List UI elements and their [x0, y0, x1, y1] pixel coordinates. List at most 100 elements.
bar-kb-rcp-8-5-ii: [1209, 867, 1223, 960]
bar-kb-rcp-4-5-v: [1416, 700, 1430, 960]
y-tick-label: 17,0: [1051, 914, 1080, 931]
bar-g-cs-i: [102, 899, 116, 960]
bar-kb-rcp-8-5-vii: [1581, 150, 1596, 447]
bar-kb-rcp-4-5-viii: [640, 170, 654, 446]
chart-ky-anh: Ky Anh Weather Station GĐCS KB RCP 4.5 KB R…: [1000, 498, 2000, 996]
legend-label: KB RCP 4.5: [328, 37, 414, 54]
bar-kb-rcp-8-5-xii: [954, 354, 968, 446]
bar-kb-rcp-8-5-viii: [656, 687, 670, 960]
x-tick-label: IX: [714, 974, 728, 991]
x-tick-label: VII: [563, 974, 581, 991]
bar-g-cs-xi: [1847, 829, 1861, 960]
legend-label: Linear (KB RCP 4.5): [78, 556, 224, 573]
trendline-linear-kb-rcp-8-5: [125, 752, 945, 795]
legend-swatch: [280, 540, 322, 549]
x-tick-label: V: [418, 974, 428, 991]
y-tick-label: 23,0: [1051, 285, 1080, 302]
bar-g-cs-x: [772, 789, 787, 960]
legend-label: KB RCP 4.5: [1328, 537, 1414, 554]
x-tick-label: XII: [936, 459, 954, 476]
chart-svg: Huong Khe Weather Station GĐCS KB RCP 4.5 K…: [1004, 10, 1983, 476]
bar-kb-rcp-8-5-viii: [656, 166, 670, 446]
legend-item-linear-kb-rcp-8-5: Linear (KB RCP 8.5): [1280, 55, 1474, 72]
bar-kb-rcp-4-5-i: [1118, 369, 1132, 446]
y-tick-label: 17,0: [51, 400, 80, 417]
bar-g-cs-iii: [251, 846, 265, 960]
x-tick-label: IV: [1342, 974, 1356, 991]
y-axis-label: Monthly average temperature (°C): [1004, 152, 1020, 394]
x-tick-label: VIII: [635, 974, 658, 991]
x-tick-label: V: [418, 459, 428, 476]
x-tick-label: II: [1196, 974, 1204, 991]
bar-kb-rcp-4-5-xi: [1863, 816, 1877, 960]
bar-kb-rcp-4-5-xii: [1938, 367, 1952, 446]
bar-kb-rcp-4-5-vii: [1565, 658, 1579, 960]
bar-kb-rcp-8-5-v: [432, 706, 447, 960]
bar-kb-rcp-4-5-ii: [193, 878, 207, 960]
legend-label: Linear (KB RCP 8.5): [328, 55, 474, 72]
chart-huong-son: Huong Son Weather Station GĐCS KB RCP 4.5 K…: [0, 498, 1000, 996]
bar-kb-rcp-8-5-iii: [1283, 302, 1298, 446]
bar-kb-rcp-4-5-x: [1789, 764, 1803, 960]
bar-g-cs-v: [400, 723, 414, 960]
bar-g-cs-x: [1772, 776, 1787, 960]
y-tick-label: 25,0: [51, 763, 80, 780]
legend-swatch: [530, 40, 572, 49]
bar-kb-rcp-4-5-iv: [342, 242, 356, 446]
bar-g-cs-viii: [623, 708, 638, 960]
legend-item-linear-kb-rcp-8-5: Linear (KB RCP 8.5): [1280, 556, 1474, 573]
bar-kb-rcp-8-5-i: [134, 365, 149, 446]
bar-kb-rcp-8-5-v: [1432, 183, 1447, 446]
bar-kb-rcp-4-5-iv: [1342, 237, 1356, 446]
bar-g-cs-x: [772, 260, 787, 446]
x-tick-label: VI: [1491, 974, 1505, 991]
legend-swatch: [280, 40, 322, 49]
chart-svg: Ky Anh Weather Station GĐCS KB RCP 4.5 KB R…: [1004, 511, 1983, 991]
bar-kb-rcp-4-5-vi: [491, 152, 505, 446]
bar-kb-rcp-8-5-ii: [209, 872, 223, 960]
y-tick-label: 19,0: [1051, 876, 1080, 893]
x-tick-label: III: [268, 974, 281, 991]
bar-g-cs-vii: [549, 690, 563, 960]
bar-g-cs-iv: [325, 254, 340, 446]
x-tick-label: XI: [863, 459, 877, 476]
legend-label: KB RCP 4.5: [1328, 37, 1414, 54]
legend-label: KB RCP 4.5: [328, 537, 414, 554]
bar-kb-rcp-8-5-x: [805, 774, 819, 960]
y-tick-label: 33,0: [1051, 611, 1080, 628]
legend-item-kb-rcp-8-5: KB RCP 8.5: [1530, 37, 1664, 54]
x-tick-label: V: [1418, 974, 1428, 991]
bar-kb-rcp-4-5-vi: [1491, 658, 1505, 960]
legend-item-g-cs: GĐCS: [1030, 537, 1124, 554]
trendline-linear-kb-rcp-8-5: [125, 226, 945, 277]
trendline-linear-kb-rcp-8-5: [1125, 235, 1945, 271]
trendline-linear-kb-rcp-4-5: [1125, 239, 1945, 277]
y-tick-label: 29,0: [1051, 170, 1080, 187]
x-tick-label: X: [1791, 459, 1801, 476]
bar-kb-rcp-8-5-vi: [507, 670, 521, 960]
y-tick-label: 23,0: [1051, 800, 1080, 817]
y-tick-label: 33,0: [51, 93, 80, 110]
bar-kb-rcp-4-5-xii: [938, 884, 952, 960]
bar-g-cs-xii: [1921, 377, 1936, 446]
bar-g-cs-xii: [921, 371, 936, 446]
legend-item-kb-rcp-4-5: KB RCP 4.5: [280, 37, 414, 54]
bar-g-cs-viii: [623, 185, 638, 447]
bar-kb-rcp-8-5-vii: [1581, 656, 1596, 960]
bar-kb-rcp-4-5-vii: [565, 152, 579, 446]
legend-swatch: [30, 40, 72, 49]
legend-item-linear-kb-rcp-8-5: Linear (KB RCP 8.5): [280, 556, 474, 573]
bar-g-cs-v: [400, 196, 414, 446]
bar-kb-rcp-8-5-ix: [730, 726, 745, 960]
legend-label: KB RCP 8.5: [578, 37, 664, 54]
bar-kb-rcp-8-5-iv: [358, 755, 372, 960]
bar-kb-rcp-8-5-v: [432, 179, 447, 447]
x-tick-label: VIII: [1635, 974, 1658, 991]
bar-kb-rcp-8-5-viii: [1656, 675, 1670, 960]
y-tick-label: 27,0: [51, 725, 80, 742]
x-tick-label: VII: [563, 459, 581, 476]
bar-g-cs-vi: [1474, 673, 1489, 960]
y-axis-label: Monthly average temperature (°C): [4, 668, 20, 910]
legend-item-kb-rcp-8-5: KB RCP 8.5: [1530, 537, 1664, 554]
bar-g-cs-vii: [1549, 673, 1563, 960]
- - -
# Problem requirements
Can you reproduce the records verbatim, starting from the first line and ending with the line that holds "bar-kb-rcp-8-5-vii: [1581, 150, 1596, 447]", with both of those lines included?

# Problem solution
List UI elements and their [x0, y0, x1, y1] pixel coordinates. List at most 100 elements.
bar-kb-rcp-8-5-ii: [1209, 867, 1223, 960]
bar-kb-rcp-4-5-v: [1416, 700, 1430, 960]
y-tick-label: 17,0: [1051, 914, 1080, 931]
bar-g-cs-i: [102, 899, 116, 960]
bar-kb-rcp-8-5-vii: [1581, 150, 1596, 447]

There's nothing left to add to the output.